* **List of tasks**
- 1) Return the stretch of the Miracles album text from "I Like It Like That is" through "in the USA.", word for word.
- 2) Resume the text about the Miracles album I Like It Like That, starting after its final sentence.

Studio album by the Miracles
- Released: 1964
- Recorded: 1963–1964
- Studio: Hitsville U.S.A., Detroit
- Genre: Soul
- Label: Tamla
- Producer: Smokey Robinson, Brian Holland, Lamont Dozier

The Miracles chronology
| The Miracles Doin' Mickey's Monkey (1963) | I Like It Like That (1964) | Going to a Go-Go (1965) |

Singles from I Like It Like That
- "I Like It Like That" Released: June 3, 1964; "That's What Love Is Made Of" Released: August 28, 1964;

= I Like It Like That (The Miracles album) =

I Like It Like That is a compilation album by the American R&B group the Miracles. It was compiled for the UK market and released on the UK Tamla-Motown label in March 1965. There was no equivalent album to this in the USA.

* **Given data**
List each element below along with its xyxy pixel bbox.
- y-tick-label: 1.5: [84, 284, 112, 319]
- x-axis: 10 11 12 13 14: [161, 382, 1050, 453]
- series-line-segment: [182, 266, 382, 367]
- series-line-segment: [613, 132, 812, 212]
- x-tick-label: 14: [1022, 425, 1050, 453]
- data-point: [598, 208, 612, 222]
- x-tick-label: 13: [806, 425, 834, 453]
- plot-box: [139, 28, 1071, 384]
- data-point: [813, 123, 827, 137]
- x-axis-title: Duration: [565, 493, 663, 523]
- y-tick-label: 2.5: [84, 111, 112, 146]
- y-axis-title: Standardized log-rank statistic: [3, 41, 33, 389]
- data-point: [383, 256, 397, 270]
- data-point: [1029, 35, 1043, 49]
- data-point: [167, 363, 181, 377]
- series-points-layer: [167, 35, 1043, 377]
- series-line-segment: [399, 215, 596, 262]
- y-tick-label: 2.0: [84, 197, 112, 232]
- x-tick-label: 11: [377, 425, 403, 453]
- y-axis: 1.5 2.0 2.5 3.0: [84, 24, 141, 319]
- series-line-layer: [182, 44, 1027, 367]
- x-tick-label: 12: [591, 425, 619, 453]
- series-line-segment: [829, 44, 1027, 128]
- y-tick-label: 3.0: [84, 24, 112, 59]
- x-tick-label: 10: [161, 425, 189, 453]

* **Responses to the tasks**
- 1)
I Like It Like That is a compilation album by the American R&B group the Miracles. It was compiled for the UK market and released on the UK Tamla-Motown label in March 1965. There was no equivalent album to this in the USA.

- 2)
This album featured previously issued material from the group's albums and singles from the year before, The Miracles Doin' Mickey's Monkey. Songs included "I Like It Like That" (the Top 30 song, not the better-known Chris Kenner song of the same name), the Bobby Rogers-led flip side "You're So Fine and Sweet", "That's What Love Is Made Of" (another 1964 hit that the group performed on the American International Pictures release, the T.A.M.I. Show that year), and "Would I Love You", a song that became a popular regional hit tune for the group in Pennsylvania and The Midwest. The album also featured a Claudette Robinson-led cover version of the Orlons' number 2 Pop smash, "The Wah-Watusi" and the group's 1963 Top 40 Hit, "I Gotta Dance to Keep From Crying". Several of the group's other 1964 songs, including the chart hits "(You Can't Let the Boy Overpower) The Man in You", "Come On Do the Jerk", and its B-side, "Baby Don't You Go", were not included.

The 1964 recordings "I Like It Like That", "Would I Love You" and "That's What Love Is Made Of" were also included on the Miracles' 1965 album release, The Miracles Greatest Hits From The Beginning, which was the first double album released by Motown Records.

==Track listing==
===Side one===

All lead vocals by Smokey Robinson, except where noted.

1. "I Like It Like That" (Smokey Robinson, Marv Tarplin)
2. "Dance What You Wanna (Sam Cooke, James Alexander, Clifton White)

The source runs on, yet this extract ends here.